**Task details:**
Write out the entries below once more, exactly.

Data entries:
▬▬▬▬▬▬

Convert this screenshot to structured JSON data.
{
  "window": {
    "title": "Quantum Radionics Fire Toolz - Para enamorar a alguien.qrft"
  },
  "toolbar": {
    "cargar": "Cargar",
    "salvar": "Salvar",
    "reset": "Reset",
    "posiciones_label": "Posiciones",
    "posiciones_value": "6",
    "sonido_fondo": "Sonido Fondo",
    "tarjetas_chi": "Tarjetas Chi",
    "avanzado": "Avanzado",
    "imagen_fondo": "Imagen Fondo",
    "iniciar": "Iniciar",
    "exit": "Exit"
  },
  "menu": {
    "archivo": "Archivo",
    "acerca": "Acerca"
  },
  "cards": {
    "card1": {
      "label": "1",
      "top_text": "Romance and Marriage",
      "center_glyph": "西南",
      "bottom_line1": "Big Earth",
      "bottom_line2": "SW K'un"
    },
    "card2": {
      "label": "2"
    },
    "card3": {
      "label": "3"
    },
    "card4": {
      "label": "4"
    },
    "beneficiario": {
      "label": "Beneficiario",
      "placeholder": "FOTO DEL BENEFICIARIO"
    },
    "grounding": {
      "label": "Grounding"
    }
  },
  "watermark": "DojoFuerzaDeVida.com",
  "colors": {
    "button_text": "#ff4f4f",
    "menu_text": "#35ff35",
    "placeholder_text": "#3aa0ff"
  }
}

▬▬▬▬▬▬

**Response:**
Convert this screenshot to structured JSON data.
{
  "window": {
    "title": "Quantum Radionics Fire Toolz - Para enamorar a alguien.qrft"
  },
  "toolbar": {
    "cargar": "Cargar",
    "salvar": "Salvar",
    "reset": "Reset",
    "posiciones_label": "Posiciones",
    "posiciones_value": "6",
    "sonido_fondo": "Sonido Fondo",
    "tarjetas_chi": "Tarjetas Chi",
    "avanzado": "Avanzado",
    "imagen_fondo": "Imagen Fondo",
    "iniciar": "Iniciar",
    "exit": "Exit"
  },
  "menu": {
    "archivo": "Archivo",
    "acerca": "Acerca"
  },
  "cards": {
    "card1": {
      "label": "1",
      "top_text": "Romance and Marriage",
      "center_glyph": "西南",
      "bottom_line1": "Big Earth",
      "bottom_line2": "SW K'un"
    },
    "card2": {
      "label": "2"
    },
    "card3": {
      "label": "3"
    },
    "card4": {
      "label": "4"
    },
    "beneficiario": {
      "label": "Beneficiario",
      "placeholder": "FOTO DEL BENEFICIARIO"
    },
    "grounding": {
      "label": "Grounding"
    }
  },
  "watermark": "DojoFuerzaDeVida.com",
  "colors": {
    "button_text": "#ff4f4f",
    "menu_text": "#35ff35",
    "placeholder_text": "#3aa0ff"
  }
}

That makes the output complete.